— Description of the task —
Set down the stretch of records from the line containing "x-tick-label: $200k+: [1068, 534, 1115, 580]" through the line containing "bar-$50-60k: [691, 394, 744, 525]", copying each line exactly and including both ends.

>> begin Provided information

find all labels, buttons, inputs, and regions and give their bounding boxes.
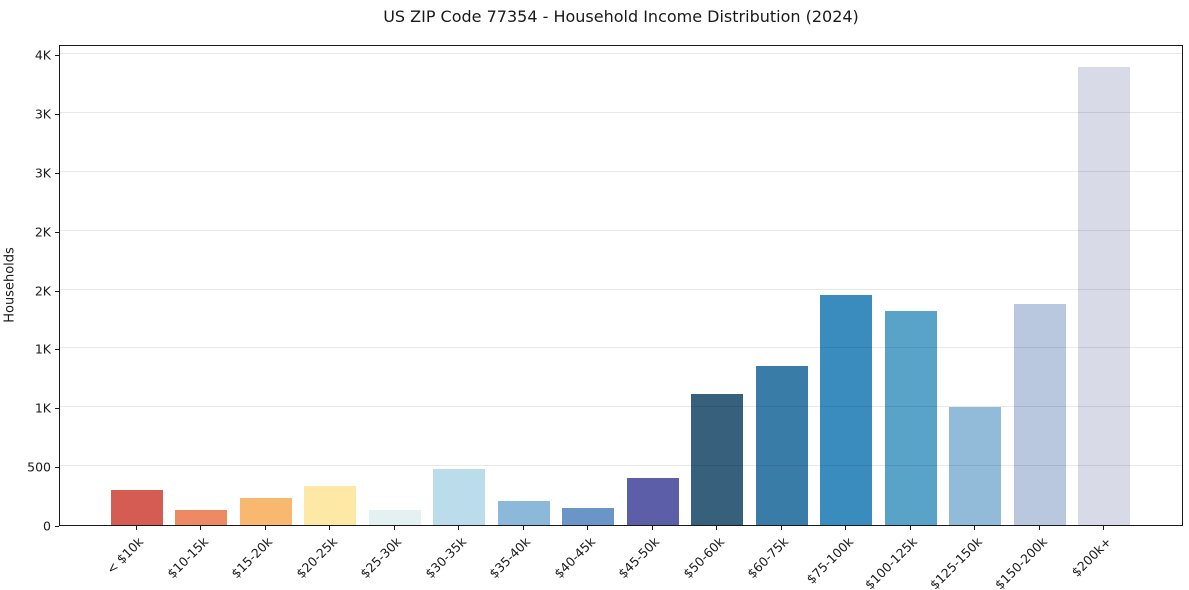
x-tick-label: $200k+: [1068, 534, 1115, 580]
gridline: [60, 170, 1182, 172]
y-tick-mark: [55, 172, 59, 174]
y-tick-mark: [55, 349, 59, 351]
bar-$40-45k: [562, 507, 615, 525]
x-tick-label: $40-45k: [550, 534, 598, 582]
x-tick-mark: [716, 526, 718, 530]
plot-area: [59, 45, 1183, 526]
x-tick-mark: [1103, 526, 1105, 530]
x-tick-label: $50-60k: [679, 534, 727, 582]
gridline: [60, 406, 1182, 408]
x-tick-label: $15-20k: [228, 534, 276, 582]
x-tick-label: $75-100k: [803, 534, 856, 587]
y-tick-label: 3K: [34, 165, 51, 181]
bar-$50-60k: [691, 394, 744, 525]
bar-$150-200k: [1013, 303, 1066, 525]
y-tick-label: 2K: [34, 283, 51, 298]
x-tick-label: $60-75k: [744, 534, 792, 582]
bar-$20-25k: [304, 485, 357, 525]
y-tick-label: 500: [27, 459, 51, 475]
y-tick-label: 1K: [34, 341, 51, 357]
bar-$45-50k: [626, 477, 679, 525]
bar-$25-30k: [368, 509, 421, 525]
x-tick-mark: [909, 526, 911, 530]
y-tick-mark: [55, 408, 59, 410]
bar-< $10k: [110, 489, 163, 525]
x-tick-mark: [651, 526, 653, 530]
bar-$60-75k: [755, 366, 808, 525]
y-tick-label: 4K: [34, 47, 51, 63]
x-tick-mark: [1038, 526, 1040, 530]
x-tick-label: $30-35k: [421, 534, 469, 582]
x-tick-mark: [135, 526, 137, 530]
bar-$100-125k: [884, 310, 937, 525]
gridline: [60, 53, 1182, 55]
x-tick-label: $125-150k: [926, 534, 985, 590]
y-tick-mark: [55, 290, 59, 292]
x-tick-label: < $10k: [103, 534, 147, 577]
x-tick-label: $20-25k: [292, 534, 340, 582]
chart-title: US ZIP Code 77354 - Household Income Dis…: [383, 7, 859, 26]
gridline: [60, 347, 1182, 349]
gridline: [60, 229, 1182, 231]
gridline: [60, 465, 1182, 467]
x-tick-mark: [780, 526, 782, 530]
y-tick-label: 1K: [34, 400, 51, 416]
x-tick-mark: [264, 526, 266, 530]
x-tick-mark: [393, 526, 395, 530]
x-tick-mark: [587, 526, 589, 530]
y-tick-mark: [55, 113, 59, 115]
x-tick-label: $45-50k: [615, 534, 663, 582]
x-tick-mark: [200, 526, 202, 530]
y-tick-label: 3K: [34, 106, 51, 122]
gridline: [60, 288, 1182, 290]
x-tick-mark: [522, 526, 524, 530]
x-tick-mark: [845, 526, 847, 530]
y-tick-mark: [55, 231, 59, 233]
y-tick-mark: [55, 526, 59, 527]
bar-$10-15k: [175, 509, 228, 525]
bar-$15-20k: [239, 497, 292, 525]
x-tick-label: $10-15k: [163, 534, 211, 582]
x-tick-label: $25-30k: [357, 534, 405, 582]
gridline: [60, 111, 1182, 113]
y-tick-label: 0: [43, 518, 51, 534]
x-tick-mark: [458, 526, 460, 530]
y-tick-mark: [55, 55, 59, 56]
x-tick-mark: [329, 526, 331, 530]
bar-$75-100k: [820, 295, 873, 525]
x-tick-label: $150-200k: [991, 534, 1050, 590]
y-tick-mark: [55, 467, 59, 469]
bar-$125-150k: [949, 406, 1002, 525]
x-tick-mark: [974, 526, 976, 530]
bar-$35-40k: [497, 501, 550, 525]
bar-$200k+: [1078, 66, 1131, 525]
bar-$30-35k: [433, 468, 486, 525]
y-tick-label: 2K: [34, 224, 51, 240]
x-tick-label: $35-40k: [486, 534, 534, 582]
x-tick-label: $100-125k: [862, 534, 921, 590]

>> end Provided information

— Solution for this problem —
x-tick-label: $200k+: [1068, 534, 1115, 580]
gridline: [60, 170, 1182, 172]
y-tick-mark: [55, 172, 59, 174]
y-tick-mark: [55, 349, 59, 351]
bar-$40-45k: [562, 507, 615, 525]
x-tick-label: $40-45k: [550, 534, 598, 582]
x-tick-mark: [716, 526, 718, 530]
plot-area: [59, 45, 1183, 526]
x-tick-mark: [1103, 526, 1105, 530]
x-tick-label: $50-60k: [679, 534, 727, 582]
gridline: [60, 406, 1182, 408]
x-tick-label: $15-20k: [228, 534, 276, 582]
x-tick-label: $75-100k: [803, 534, 856, 587]
y-tick-label: 3K: [34, 165, 51, 181]
bar-$50-60k: [691, 394, 744, 525]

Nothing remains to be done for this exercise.